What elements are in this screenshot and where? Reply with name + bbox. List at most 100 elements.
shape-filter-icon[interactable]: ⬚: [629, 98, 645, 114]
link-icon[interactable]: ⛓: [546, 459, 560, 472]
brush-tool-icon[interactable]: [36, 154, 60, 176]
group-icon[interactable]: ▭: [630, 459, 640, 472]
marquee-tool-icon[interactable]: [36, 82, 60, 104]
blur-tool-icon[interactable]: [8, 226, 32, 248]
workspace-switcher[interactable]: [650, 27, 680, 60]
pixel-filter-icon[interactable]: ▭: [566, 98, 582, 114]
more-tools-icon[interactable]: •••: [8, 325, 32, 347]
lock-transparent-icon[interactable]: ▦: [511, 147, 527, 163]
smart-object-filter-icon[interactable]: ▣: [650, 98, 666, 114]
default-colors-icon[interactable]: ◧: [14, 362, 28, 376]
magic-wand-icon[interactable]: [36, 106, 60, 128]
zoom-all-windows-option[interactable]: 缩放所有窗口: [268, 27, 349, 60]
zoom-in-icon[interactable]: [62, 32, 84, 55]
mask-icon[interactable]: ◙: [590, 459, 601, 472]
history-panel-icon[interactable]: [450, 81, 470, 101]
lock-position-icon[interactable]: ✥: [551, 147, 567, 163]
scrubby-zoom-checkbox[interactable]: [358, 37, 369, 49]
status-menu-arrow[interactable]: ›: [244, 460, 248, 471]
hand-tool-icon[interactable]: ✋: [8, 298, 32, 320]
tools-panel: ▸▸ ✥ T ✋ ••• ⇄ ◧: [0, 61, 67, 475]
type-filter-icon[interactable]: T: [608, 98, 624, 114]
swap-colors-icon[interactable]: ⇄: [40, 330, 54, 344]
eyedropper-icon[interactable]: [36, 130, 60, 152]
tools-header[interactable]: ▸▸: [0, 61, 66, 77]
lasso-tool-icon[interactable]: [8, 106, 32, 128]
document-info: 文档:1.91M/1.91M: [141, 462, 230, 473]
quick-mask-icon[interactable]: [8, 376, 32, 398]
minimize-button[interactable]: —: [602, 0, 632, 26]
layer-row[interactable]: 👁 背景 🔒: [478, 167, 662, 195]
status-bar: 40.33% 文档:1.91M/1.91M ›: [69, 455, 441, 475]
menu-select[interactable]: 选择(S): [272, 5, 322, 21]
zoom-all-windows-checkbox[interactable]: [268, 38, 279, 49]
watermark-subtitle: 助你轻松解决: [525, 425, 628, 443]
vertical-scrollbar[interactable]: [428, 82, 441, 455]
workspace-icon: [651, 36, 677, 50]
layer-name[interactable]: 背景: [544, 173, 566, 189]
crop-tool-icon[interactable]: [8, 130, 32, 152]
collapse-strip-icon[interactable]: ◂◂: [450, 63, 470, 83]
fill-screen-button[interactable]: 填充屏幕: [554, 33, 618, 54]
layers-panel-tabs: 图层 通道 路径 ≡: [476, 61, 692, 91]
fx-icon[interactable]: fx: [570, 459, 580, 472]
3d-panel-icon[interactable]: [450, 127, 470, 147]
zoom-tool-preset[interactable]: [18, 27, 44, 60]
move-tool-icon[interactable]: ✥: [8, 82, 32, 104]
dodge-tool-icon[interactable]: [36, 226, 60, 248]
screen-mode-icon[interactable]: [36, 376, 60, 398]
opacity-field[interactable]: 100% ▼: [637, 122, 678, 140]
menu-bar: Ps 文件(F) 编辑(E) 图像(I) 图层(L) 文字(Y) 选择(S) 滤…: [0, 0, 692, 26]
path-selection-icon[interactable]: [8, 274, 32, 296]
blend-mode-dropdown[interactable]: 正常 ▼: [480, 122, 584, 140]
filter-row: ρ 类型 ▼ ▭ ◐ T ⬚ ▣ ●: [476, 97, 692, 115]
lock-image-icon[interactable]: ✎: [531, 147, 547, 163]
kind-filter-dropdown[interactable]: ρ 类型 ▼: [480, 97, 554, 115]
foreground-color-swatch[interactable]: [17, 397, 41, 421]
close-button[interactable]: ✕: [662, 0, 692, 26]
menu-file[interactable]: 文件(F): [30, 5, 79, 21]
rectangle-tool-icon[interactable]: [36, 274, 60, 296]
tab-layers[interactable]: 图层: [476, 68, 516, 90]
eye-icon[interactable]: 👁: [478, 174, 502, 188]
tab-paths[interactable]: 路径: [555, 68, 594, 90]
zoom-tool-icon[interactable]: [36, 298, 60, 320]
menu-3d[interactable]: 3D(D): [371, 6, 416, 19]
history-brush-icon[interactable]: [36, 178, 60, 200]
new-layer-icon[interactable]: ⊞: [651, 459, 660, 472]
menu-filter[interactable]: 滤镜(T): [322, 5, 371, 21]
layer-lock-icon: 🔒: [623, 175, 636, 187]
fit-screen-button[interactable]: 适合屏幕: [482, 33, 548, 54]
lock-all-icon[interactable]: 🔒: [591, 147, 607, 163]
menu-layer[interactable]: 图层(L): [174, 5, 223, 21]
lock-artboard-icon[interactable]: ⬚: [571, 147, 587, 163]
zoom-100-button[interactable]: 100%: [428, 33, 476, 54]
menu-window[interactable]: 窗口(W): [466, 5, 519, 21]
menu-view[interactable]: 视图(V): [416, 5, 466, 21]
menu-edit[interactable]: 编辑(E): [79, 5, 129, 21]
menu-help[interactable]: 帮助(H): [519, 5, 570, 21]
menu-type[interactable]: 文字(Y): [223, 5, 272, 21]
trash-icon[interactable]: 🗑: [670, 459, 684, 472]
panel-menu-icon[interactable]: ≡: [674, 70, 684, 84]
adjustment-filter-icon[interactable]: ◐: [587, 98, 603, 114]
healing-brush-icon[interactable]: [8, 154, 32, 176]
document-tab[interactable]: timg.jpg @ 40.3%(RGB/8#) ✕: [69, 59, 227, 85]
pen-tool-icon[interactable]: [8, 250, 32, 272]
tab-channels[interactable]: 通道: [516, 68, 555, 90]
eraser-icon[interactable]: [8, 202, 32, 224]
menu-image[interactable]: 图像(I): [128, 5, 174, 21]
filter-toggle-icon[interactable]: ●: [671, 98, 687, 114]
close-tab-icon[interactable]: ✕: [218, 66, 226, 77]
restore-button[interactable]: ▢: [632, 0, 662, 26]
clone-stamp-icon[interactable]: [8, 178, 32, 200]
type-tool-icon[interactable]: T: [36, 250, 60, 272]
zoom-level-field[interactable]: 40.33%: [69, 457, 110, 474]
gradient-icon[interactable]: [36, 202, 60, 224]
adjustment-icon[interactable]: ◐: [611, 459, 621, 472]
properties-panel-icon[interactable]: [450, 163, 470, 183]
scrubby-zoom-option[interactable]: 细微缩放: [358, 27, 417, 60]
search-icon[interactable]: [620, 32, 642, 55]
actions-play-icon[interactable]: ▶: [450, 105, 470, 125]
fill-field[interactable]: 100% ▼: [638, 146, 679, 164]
- - -
EXERCISE BRIEF:
Rewrite the lines above as a numbered list, skipping any blank lines.

RIGHT ANSWER:
1. What elements are in this screenshot and where? Reply with name + bbox. List at most 100 elements.
2. shape-filter-icon[interactable]: ⬚: [629, 98, 645, 114]
3. link-icon[interactable]: ⛓: [546, 459, 560, 472]
4. brush-tool-icon[interactable]: [36, 154, 60, 176]
5. group-icon[interactable]: ▭: [630, 459, 640, 472]
6. marquee-tool-icon[interactable]: [36, 82, 60, 104]
7. blur-tool-icon[interactable]: [8, 226, 32, 248]
8. workspace-switcher[interactable]: [650, 27, 680, 60]
9. pixel-filter-icon[interactable]: ▭: [566, 98, 582, 114]
10. more-tools-icon[interactable]: •••: [8, 325, 32, 347]
11. lock-transparent-icon[interactable]: ▦: [511, 147, 527, 163]
12. smart-object-filter-icon[interactable]: ▣: [650, 98, 666, 114]
13. default-colors-icon[interactable]: ◧: [14, 362, 28, 376]
14. magic-wand-icon[interactable]: [36, 106, 60, 128]
15. zoom-all-windows-option[interactable]: 缩放所有窗口: [268, 27, 349, 60]
16. zoom-in-icon[interactable]: [62, 32, 84, 55]
17. mask-icon[interactable]: ◙: [590, 459, 601, 472]
18. history-panel-icon[interactable]: [450, 81, 470, 101]
19. lock-position-icon[interactable]: ✥: [551, 147, 567, 163]
20. scrubby-zoom-checkbox[interactable]: [358, 37, 369, 49]
21. status-menu-arrow[interactable]: ›: [244, 460, 248, 471]
22. hand-tool-icon[interactable]: ✋: [8, 298, 32, 320]
23. tools-panel: ▸▸ ✥ T ✋ ••• ⇄ ◧: [0, 61, 67, 475]
24. type-filter-icon[interactable]: T: [608, 98, 624, 114]
25. swap-colors-icon[interactable]: ⇄: [40, 330, 54, 344]
26. eyedropper-icon[interactable]: [36, 130, 60, 152]
27. tools-header[interactable]: ▸▸: [0, 61, 66, 77]
28. lasso-tool-icon[interactable]: [8, 106, 32, 128]
29. document-info: 文档:1.91M/1.91M: [141, 462, 230, 473]
30. quick-mask-icon[interactable]: [8, 376, 32, 398]
31. minimize-button[interactable]: —: [602, 0, 632, 26]
32. layer-row[interactable]: 👁 背景 🔒: [478, 167, 662, 195]
33. status-bar: 40.33% 文档:1.91M/1.91M ›: [69, 455, 441, 475]
34. menu-select[interactable]: 选择(S): [272, 5, 322, 21]
35. zoom-all-windows-checkbox[interactable]: [268, 38, 279, 49]
36. watermark-subtitle: 助你轻松解决: [525, 425, 628, 443]
37. vertical-scrollbar[interactable]: [428, 82, 441, 455]
38. workspace-icon: [651, 36, 677, 50]
39. layer-name[interactable]: 背景: [544, 173, 566, 189]
40. crop-tool-icon[interactable]: [8, 130, 32, 152]
41. collapse-strip-icon[interactable]: ◂◂: [450, 63, 470, 83]
42. fill-screen-button[interactable]: 填充屏幕: [554, 33, 618, 54]
43. layers-panel-tabs: 图层 通道 路径 ≡: [476, 61, 692, 91]
44. fx-icon[interactable]: fx: [570, 459, 580, 472]
45. 3d-panel-icon[interactable]: [450, 127, 470, 147]
46. zoom-tool-preset[interactable]: [18, 27, 44, 60]
47. move-tool-icon[interactable]: ✥: [8, 82, 32, 104]
48. dodge-tool-icon[interactable]: [36, 226, 60, 248]
49. screen-mode-icon[interactable]: [36, 376, 60, 398]
50. opacity-field[interactable]: 100% ▼: [637, 122, 678, 140]
51. menu-bar: Ps 文件(F) 编辑(E) 图像(I) 图层(L) 文字(Y) 选择(S) 滤…: [0, 0, 692, 26]
52. path-selection-icon[interactable]: [8, 274, 32, 296]
53. blend-mode-dropdown[interactable]: 正常 ▼: [480, 122, 584, 140]
54. filter-row: ρ 类型 ▼ ▭ ◐ T ⬚ ▣ ●: [476, 97, 692, 115]
55. lock-image-icon[interactable]: ✎: [531, 147, 547, 163]
56. kind-filter-dropdown[interactable]: ρ 类型 ▼: [480, 97, 554, 115]
57. foreground-color-swatch[interactable]: [17, 397, 41, 421]
58. close-button[interactable]: ✕: [662, 0, 692, 26]
59. menu-file[interactable]: 文件(F): [30, 5, 79, 21]
60. rectangle-tool-icon[interactable]: [36, 274, 60, 296]
61. tab-layers[interactable]: 图层: [476, 68, 516, 90]
62. eye-icon[interactable]: 👁: [478, 174, 502, 188]
63. tab-paths[interactable]: 路径: [555, 68, 594, 90]
64. zoom-tool-icon[interactable]: [36, 298, 60, 320]
65. menu-3d[interactable]: 3D(D): [371, 6, 416, 19]
66. history-brush-icon[interactable]: [36, 178, 60, 200]
67. new-layer-icon[interactable]: ⊞: [651, 459, 660, 472]
68. menu-filter[interactable]: 滤镜(T): [322, 5, 371, 21]
69. layer-lock-icon: 🔒: [623, 175, 636, 187]
70. fit-screen-button[interactable]: 适合屏幕: [482, 33, 548, 54]
71. lock-all-icon[interactable]: 🔒: [591, 147, 607, 163]
72. menu-layer[interactable]: 图层(L): [174, 5, 223, 21]
73. lock-artboard-icon[interactable]: ⬚: [571, 147, 587, 163]
74. zoom-100-button[interactable]: 100%: [428, 33, 476, 54]
75. menu-window[interactable]: 窗口(W): [466, 5, 519, 21]
76. menu-view[interactable]: 视图(V): [416, 5, 466, 21]
77. menu-edit[interactable]: 编辑(E): [79, 5, 129, 21]
78. menu-help[interactable]: 帮助(H): [519, 5, 570, 21]
79. menu-type[interactable]: 文字(Y): [223, 5, 272, 21]
80. trash-icon[interactable]: 🗑: [670, 459, 684, 472]
81. panel-menu-icon[interactable]: ≡: [674, 70, 684, 84]
82. adjustment-filter-icon[interactable]: ◐: [587, 98, 603, 114]
83. healing-brush-icon[interactable]: [8, 154, 32, 176]
84. document-tab[interactable]: timg.jpg @ 40.3%(RGB/8#) ✕: [69, 59, 227, 85]
85. pen-tool-icon[interactable]: [8, 250, 32, 272]
86. tab-channels[interactable]: 通道: [516, 68, 555, 90]
87. eraser-icon[interactable]: [8, 202, 32, 224]
88. menu-image[interactable]: 图像(I): [128, 5, 174, 21]
89. filter-toggle-icon[interactable]: ●: [671, 98, 687, 114]
90. close-tab-icon[interactable]: ✕: [218, 66, 226, 77]
91. restore-button[interactable]: ▢: [632, 0, 662, 26]
92. clone-stamp-icon[interactable]: [8, 178, 32, 200]
93. type-tool-icon[interactable]: T: [36, 250, 60, 272]
94. zoom-level-field[interactable]: 40.33%: [69, 457, 110, 474]
95. gradient-icon[interactable]: [36, 202, 60, 224]
96. adjustment-icon[interactable]: ◐: [611, 459, 621, 472]
97. properties-panel-icon[interactable]: [450, 163, 470, 183]
98. scrubby-zoom-option[interactable]: 细微缩放: [358, 27, 417, 60]
99. search-icon[interactable]: [620, 32, 642, 55]
100. actions-play-icon[interactable]: ▶: [450, 105, 470, 125]
101. fill-field[interactable]: 100% ▼: [638, 146, 679, 164]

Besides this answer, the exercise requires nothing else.